◆ **To be done**
Please transcribe the data below exactly. Leave the pictures out.

——————————

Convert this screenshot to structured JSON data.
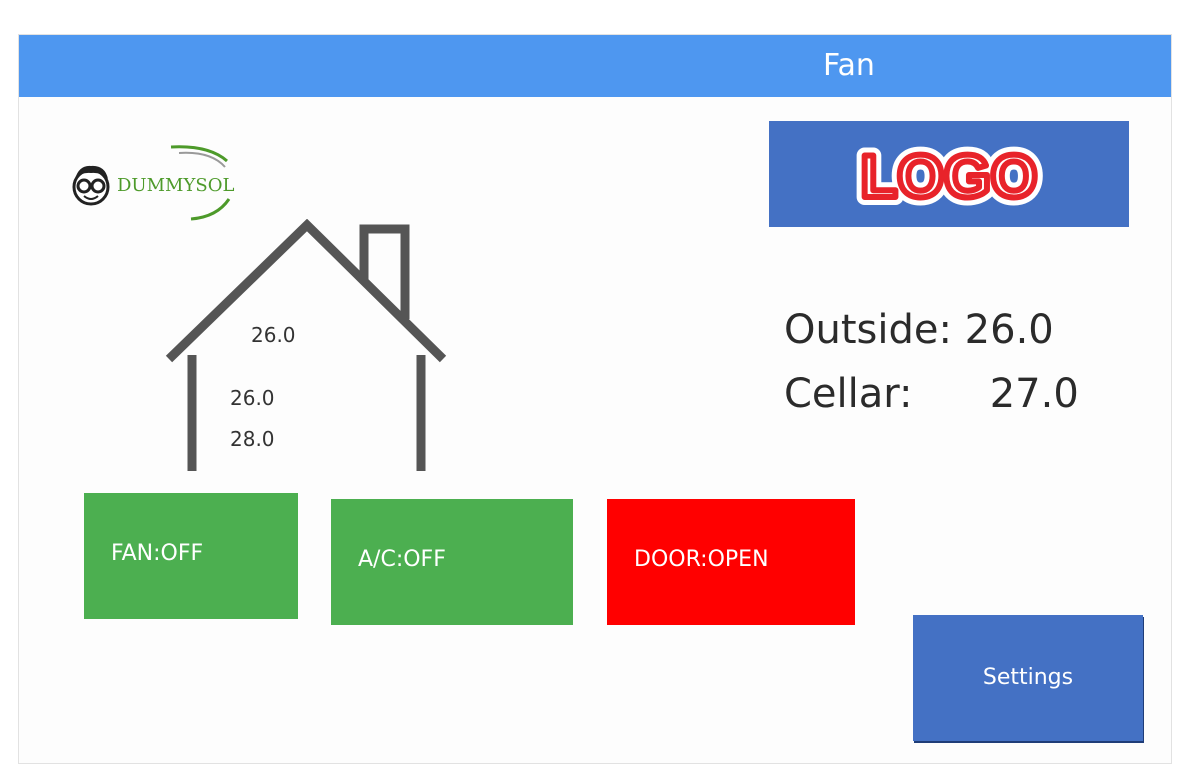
{
  "window": {
    "title": "Fan"
  },
  "brand": {
    "name_first": "DUMMY",
    "name_last": "SOL"
  },
  "logo": {
    "text": "LOGO"
  },
  "house": {
    "reading_top": "26.0",
    "reading_mid": "26.0",
    "reading_low": "28.0"
  },
  "readings": {
    "outside_label": "Outside:",
    "outside_value": "26.0",
    "cellar_label": "Cellar:",
    "cellar_value": "27.0"
  },
  "controls": {
    "fan_label": "FAN:OFF",
    "ac_label": "A/C:OFF",
    "door_label": "DOOR:OPEN"
  },
  "settings": {
    "label": "Settings"
  },
  "colors": {
    "titlebar": "#4e97f0",
    "on_green": "#4caf50",
    "alert_red": "#ff0000",
    "button_blue": "#4471c4",
    "house_stroke": "#555555"
  }
}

——————————

◆ **Exercise answer**
Convert this screenshot to structured JSON data.
{
  "window": {
    "title": "Fan"
  },
  "brand": {
    "name_first": "DUMMY",
    "name_last": "SOL"
  },
  "logo": {
    "text": "LOGO"
  },
  "house": {
    "reading_top": "26.0",
    "reading_mid": "26.0",
    "reading_low": "28.0"
  },
  "readings": {
    "outside_label": "Outside:",
    "outside_value": "26.0",
    "cellar_label": "Cellar:",
    "cellar_value": "27.0"
  },
  "controls": {
    "fan_label": "FAN:OFF",
    "ac_label": "A/C:OFF",
    "door_label": "DOOR:OPEN"
  },
  "settings": {
    "label": "Settings"
  },
  "colors": {
    "titlebar": "#4e97f0",
    "on_green": "#4caf50",
    "alert_red": "#ff0000",
    "button_blue": "#4471c4",
    "house_stroke": "#555555"
  }
}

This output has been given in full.